[Source data]
────────────────────

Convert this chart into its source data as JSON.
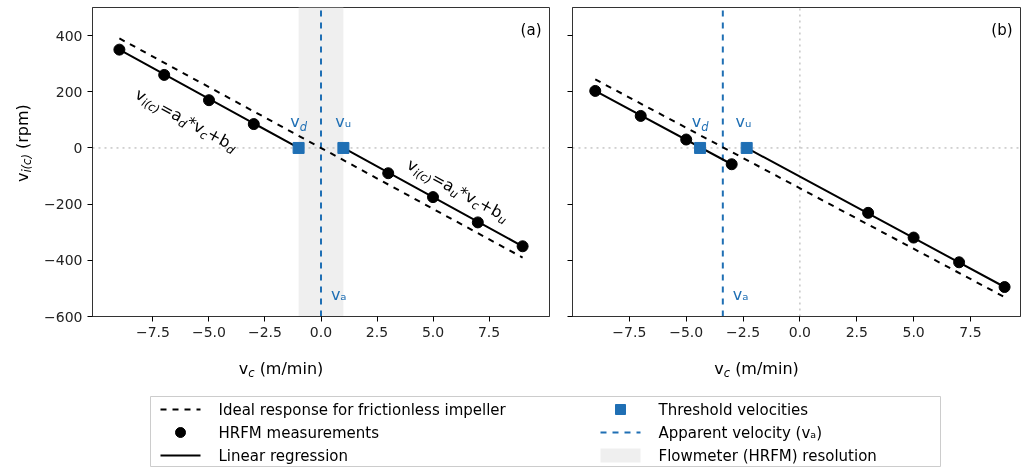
{
  "chart_data": [
    {
      "type": "line",
      "xlabel": "v$_{c}$ (m/min)",
      "ylabel": "v$_{i(c)}$ (rpm)",
      "xlim": [
        -10.2,
        10.2
      ],
      "ylim": [
        -600,
        500
      ],
      "xticks": [
        {
          "value": -7.5,
          "label": "−7.5"
        },
        {
          "value": -5,
          "label": "−5.0"
        },
        {
          "value": -2.5,
          "label": "−2.5"
        },
        {
          "value": 0,
          "label": "0.0"
        },
        {
          "value": 2.5,
          "label": "2.5"
        },
        {
          "value": 5,
          "label": "5.0"
        },
        {
          "value": 7.5,
          "label": "7.5"
        }
      ],
      "yticks": [
        {
          "value": -600,
          "label": "−600"
        },
        {
          "value": -400,
          "label": "−400"
        },
        {
          "value": -200,
          "label": "−200"
        },
        0,
        200,
        400
      ],
      "grid": false,
      "legend": "bottom",
      "series": [
        {
          "name": "Ideal response for frictionless impeller",
          "line_style": "dashed",
          "color": "#000000",
          "x": [
            -9,
            9
          ],
          "values": [
            390,
            -390
          ]
        },
        {
          "name": "HRFM measurements",
          "type": "scatter",
          "marker": "circle",
          "color": "#000000",
          "x": [
            -9,
            -7,
            -5,
            -3,
            3,
            5,
            7,
            9
          ],
          "values": [
            350,
            260,
            170,
            85,
            -90,
            -175,
            -265,
            -350
          ]
        },
        {
          "name": "Linear regression",
          "line_style": "solid",
          "color": "#000000",
          "x": [
            -9,
            -1,
            0,
            1,
            9
          ],
          "values": [
            350,
            0,
            null,
            0,
            -350
          ]
        },
        {
          "name": "Threshold velocities",
          "type": "scatter",
          "marker": "square",
          "color": "#1f6fb4",
          "x": [
            -1,
            1
          ],
          "values": [
            0,
            0
          ]
        }
      ],
      "ref_lines": [
        {
          "axis": "x",
          "value": 0,
          "label": "Apparent velocity (vₐ)",
          "color": "#1f6fb4",
          "line_style": "dashed"
        },
        {
          "axis": "y",
          "value": 0,
          "color": "#aaaaaa",
          "line_style": "dotted"
        }
      ],
      "bands": [
        {
          "axis": "x",
          "from": -1,
          "to": 1,
          "label": "Flowmeter (HRFM) resolution",
          "color": "#efefef"
        }
      ],
      "annotations": [
        "(a)",
        "v$_{d}$",
        "vᵤ",
        "vₐ",
        "v$_{i(c)}$=a$_{d}$*v$_{c}$+b$_{d}$",
        "v$_{i(c)}$=a$_{u}$*v$_{c}$+b$_{u}$"
      ]
    },
    {
      "type": "line",
      "xlabel": "v$_{c}$ (m/min)",
      "xlim": [
        -10,
        9.7
      ],
      "ylim": [
        -600,
        500
      ],
      "xticks": [
        {
          "value": -7.5,
          "label": "−7.5"
        },
        {
          "value": -5,
          "label": "−5.0"
        },
        {
          "value": -2.5,
          "label": "−2.5"
        },
        {
          "value": 0,
          "label": "0.0"
        },
        {
          "value": 2.5,
          "label": "2.5"
        },
        {
          "value": 5,
          "label": "5.0"
        },
        {
          "value": 7.5,
          "label": "7.5"
        }
      ],
      "yticks": [
        {
          "value": -600,
          "label": null
        },
        {
          "value": -400,
          "label": null
        },
        {
          "value": -200,
          "label": null
        },
        {
          "value": 0,
          "label": null
        },
        {
          "value": 200,
          "label": null
        },
        {
          "value": 400,
          "label": null
        }
      ],
      "tick_labels": "x",
      "grid": false,
      "series": [
        {
          "line_style": "dashed",
          "color": "#000000",
          "x": [
            -9,
            9
          ],
          "values": [
            244,
            -531
          ]
        },
        {
          "type": "scatter",
          "marker": "circle",
          "color": "#000000",
          "x": [
            -9,
            -7,
            -5,
            -3,
            3,
            5,
            7,
            9
          ],
          "values": [
            203,
            114,
            30,
            -58,
            -231,
            -319,
            -407,
            -495
          ]
        },
        {
          "line_style": "solid",
          "color": "#000000",
          "x": [
            -9,
            -3,
            -2.7,
            -2.34,
            9
          ],
          "values": [
            203,
            -58,
            null,
            0,
            -495
          ]
        },
        {
          "type": "scatter",
          "marker": "square",
          "color": "#1f6fb4",
          "x": [
            -4.39,
            -2.34
          ],
          "values": [
            0,
            0
          ]
        }
      ],
      "ref_lines": [
        {
          "axis": "x",
          "value": -3.39,
          "color": "#1f6fb4",
          "line_style": "dashed"
        },
        {
          "axis": "y",
          "value": 0,
          "color": "#aaaaaa",
          "line_style": "dotted"
        },
        {
          "axis": "x",
          "value": 0,
          "color": "#aaaaaa",
          "line_style": "dotted"
        }
      ],
      "annotations": [
        "(b)",
        "v$_{d}$",
        "vᵤ",
        "vₐ"
      ]
    }
  ]
}
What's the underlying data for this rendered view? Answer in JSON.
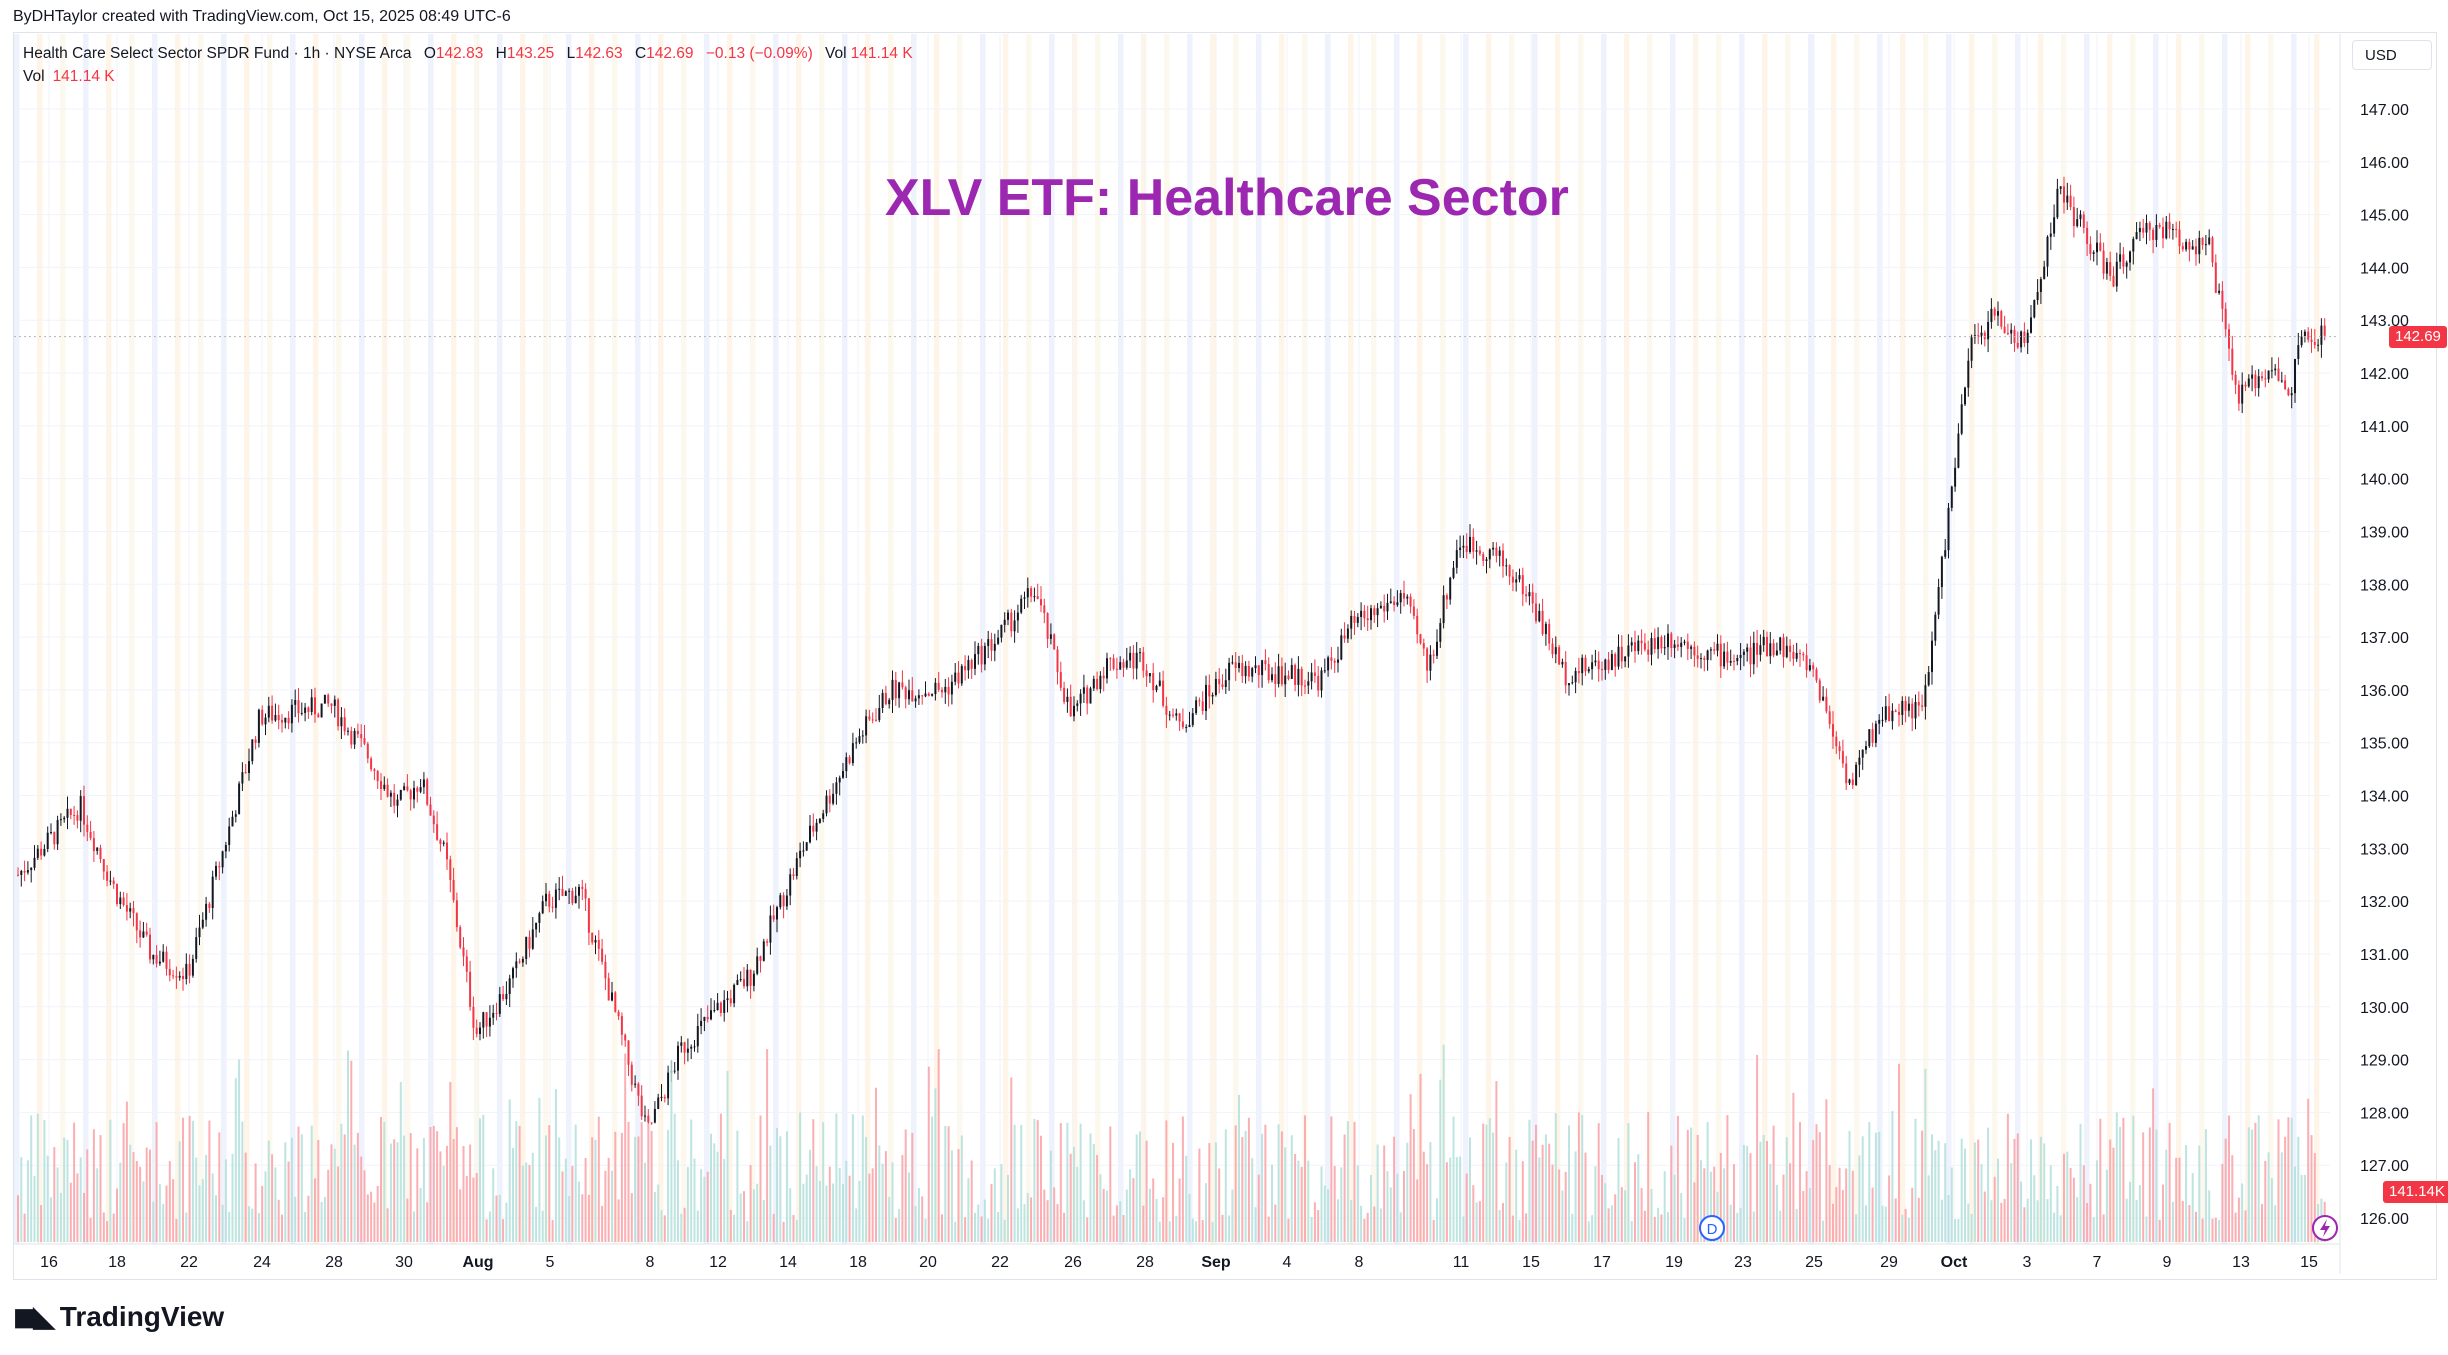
{
  "credit": "ByDHTaylor created with TradingView.com, Oct 15, 2025 08:49 UTC-6",
  "legend": {
    "symbol": "Health Care Select Sector SPDR Fund · 1h · NYSE Arca",
    "open_label": "O",
    "open": "142.83",
    "high_label": "H",
    "high": "143.25",
    "low_label": "L",
    "low": "142.63",
    "close_label": "C",
    "close": "142.69",
    "change": "−0.13 (−0.09%)",
    "vol_label": "Vol",
    "vol": "141.14 K",
    "vol2_label": "Vol",
    "vol2": "141.14 K"
  },
  "currency": "USD",
  "brand": "TradingView",
  "colors": {
    "up": "#089981",
    "down": "#f23645",
    "title": "#9c27b0",
    "candle": "#131722"
  },
  "chart_data": {
    "type": "candlestick",
    "title": "XLV ETF: Healthcare Sector",
    "interval": "1h",
    "ylim": [
      125.5,
      147.5
    ],
    "yticks": [
      "147.00",
      "146.00",
      "145.00",
      "144.00",
      "143.00",
      "142.00",
      "141.00",
      "140.00",
      "139.00",
      "138.00",
      "137.00",
      "136.00",
      "135.00",
      "134.00",
      "133.00",
      "132.00",
      "131.00",
      "130.00",
      "129.00",
      "128.00",
      "127.00",
      "126.00"
    ],
    "xticks": [
      "16",
      "18",
      "22",
      "24",
      "28",
      "30",
      "Aug",
      "5",
      "8",
      "12",
      "14",
      "18",
      "20",
      "22",
      "26",
      "28",
      "Sep",
      "4",
      "8",
      "11",
      "15",
      "17",
      "19",
      "23",
      "25",
      "29",
      "Oct",
      "3",
      "7",
      "9",
      "13",
      "15"
    ],
    "last_price": "142.69",
    "last_volume": "141.14K",
    "dividend_marker": "D",
    "price_path": [
      {
        "x": "16",
        "y": 132.5
      },
      {
        "x": "16",
        "y": 133.8
      },
      {
        "x": "18",
        "y": 132.2
      },
      {
        "x": "18",
        "y": 131.0
      },
      {
        "x": "22",
        "y": 130.6
      },
      {
        "x": "22",
        "y": 133.0
      },
      {
        "x": "24",
        "y": 135.5
      },
      {
        "x": "24",
        "y": 135.6
      },
      {
        "x": "28",
        "y": 135.7
      },
      {
        "x": "28",
        "y": 134.8
      },
      {
        "x": "30",
        "y": 133.8
      },
      {
        "x": "30",
        "y": 134.3
      },
      {
        "x": "30",
        "y": 132.8
      },
      {
        "x": "Aug",
        "y": 129.5
      },
      {
        "x": "Aug",
        "y": 130.5
      },
      {
        "x": "5",
        "y": 132.0
      },
      {
        "x": "5",
        "y": 132.2
      },
      {
        "x": "5",
        "y": 130.0
      },
      {
        "x": "8",
        "y": 127.6
      },
      {
        "x": "8",
        "y": 129.2
      },
      {
        "x": "12",
        "y": 129.9
      },
      {
        "x": "12",
        "y": 130.6
      },
      {
        "x": "14",
        "y": 133.0
      },
      {
        "x": "18",
        "y": 135.0
      },
      {
        "x": "18",
        "y": 136.0
      },
      {
        "x": "20",
        "y": 136.0
      },
      {
        "x": "22",
        "y": 137.0
      },
      {
        "x": "22",
        "y": 137.9
      },
      {
        "x": "26",
        "y": 135.5
      },
      {
        "x": "26",
        "y": 136.5
      },
      {
        "x": "28",
        "y": 136.6
      },
      {
        "x": "28",
        "y": 135.3
      },
      {
        "x": "Sep",
        "y": 136.4
      },
      {
        "x": "4",
        "y": 136.3
      },
      {
        "x": "4",
        "y": 136.2
      },
      {
        "x": "8",
        "y": 137.2
      },
      {
        "x": "8",
        "y": 137.5
      },
      {
        "x": "8",
        "y": 137.8
      },
      {
        "x": "8",
        "y": 136.4
      },
      {
        "x": "11",
        "y": 138.8
      },
      {
        "x": "11",
        "y": 138.6
      },
      {
        "x": "15",
        "y": 137.8
      },
      {
        "x": "15",
        "y": 136.3
      },
      {
        "x": "17",
        "y": 136.5
      },
      {
        "x": "17",
        "y": 136.8
      },
      {
        "x": "19",
        "y": 137.0
      },
      {
        "x": "19",
        "y": 136.7
      },
      {
        "x": "23",
        "y": 136.6
      },
      {
        "x": "23",
        "y": 136.9
      },
      {
        "x": "25",
        "y": 136.4
      },
      {
        "x": "25",
        "y": 134.2
      },
      {
        "x": "29",
        "y": 135.5
      },
      {
        "x": "29",
        "y": 135.7
      },
      {
        "x": "29",
        "y": 135.6
      },
      {
        "x": "Oct",
        "y": 139.0
      },
      {
        "x": "Oct",
        "y": 142.5
      },
      {
        "x": "Oct",
        "y": 143.1
      },
      {
        "x": "3",
        "y": 142.5
      },
      {
        "x": "3",
        "y": 145.5
      },
      {
        "x": "7",
        "y": 144.5
      },
      {
        "x": "7",
        "y": 143.8
      },
      {
        "x": "7",
        "y": 144.5
      },
      {
        "x": "9",
        "y": 144.8
      },
      {
        "x": "9",
        "y": 144.5
      },
      {
        "x": "9",
        "y": 144.4
      },
      {
        "x": "13",
        "y": 141.5
      },
      {
        "x": "13",
        "y": 142.2
      },
      {
        "x": "15",
        "y": 141.4
      },
      {
        "x": "15",
        "y": 142.6
      },
      {
        "x": "15",
        "y": 142.69
      }
    ]
  }
}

────────────────────

From the entries above, extract each line containing "JSON".

The reply:
Convert this chart into its source data as JSON.
What's the underlying data for this rendered view? Answer in JSON.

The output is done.